• **What is needed**
Output every record below exactly as it appears.
==================================================
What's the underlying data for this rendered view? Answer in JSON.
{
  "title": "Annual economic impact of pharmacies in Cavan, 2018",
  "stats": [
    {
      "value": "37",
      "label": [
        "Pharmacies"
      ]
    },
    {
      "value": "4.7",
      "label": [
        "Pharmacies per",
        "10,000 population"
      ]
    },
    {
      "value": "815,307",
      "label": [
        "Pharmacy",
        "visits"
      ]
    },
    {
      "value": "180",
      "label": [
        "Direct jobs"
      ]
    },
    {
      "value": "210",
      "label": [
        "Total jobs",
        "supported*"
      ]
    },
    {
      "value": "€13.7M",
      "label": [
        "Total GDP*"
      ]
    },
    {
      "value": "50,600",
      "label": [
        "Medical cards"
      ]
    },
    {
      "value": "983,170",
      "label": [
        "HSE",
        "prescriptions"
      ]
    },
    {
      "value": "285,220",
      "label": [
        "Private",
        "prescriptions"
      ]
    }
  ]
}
==================================================
• **Written answer**
What's the underlying data for this rendered view? Answer in JSON.
{
  "title": "Annual economic impact of pharmacies in Cavan, 2018",
  "stats": [
    {
      "value": "37",
      "label": [
        "Pharmacies"
      ]
    },
    {
      "value": "4.7",
      "label": [
        "Pharmacies per",
        "10,000 population"
      ]
    },
    {
      "value": "815,307",
      "label": [
        "Pharmacy",
        "visits"
      ]
    },
    {
      "value": "180",
      "label": [
        "Direct jobs"
      ]
    },
    {
      "value": "210",
      "label": [
        "Total jobs",
        "supported*"
      ]
    },
    {
      "value": "€13.7M",
      "label": [
        "Total GDP*"
      ]
    },
    {
      "value": "50,600",
      "label": [
        "Medical cards"
      ]
    },
    {
      "value": "983,170",
      "label": [
        "HSE",
        "prescriptions"
      ]
    },
    {
      "value": "285,220",
      "label": [
        "Private",
        "prescriptions"
      ]
    }
  ]
}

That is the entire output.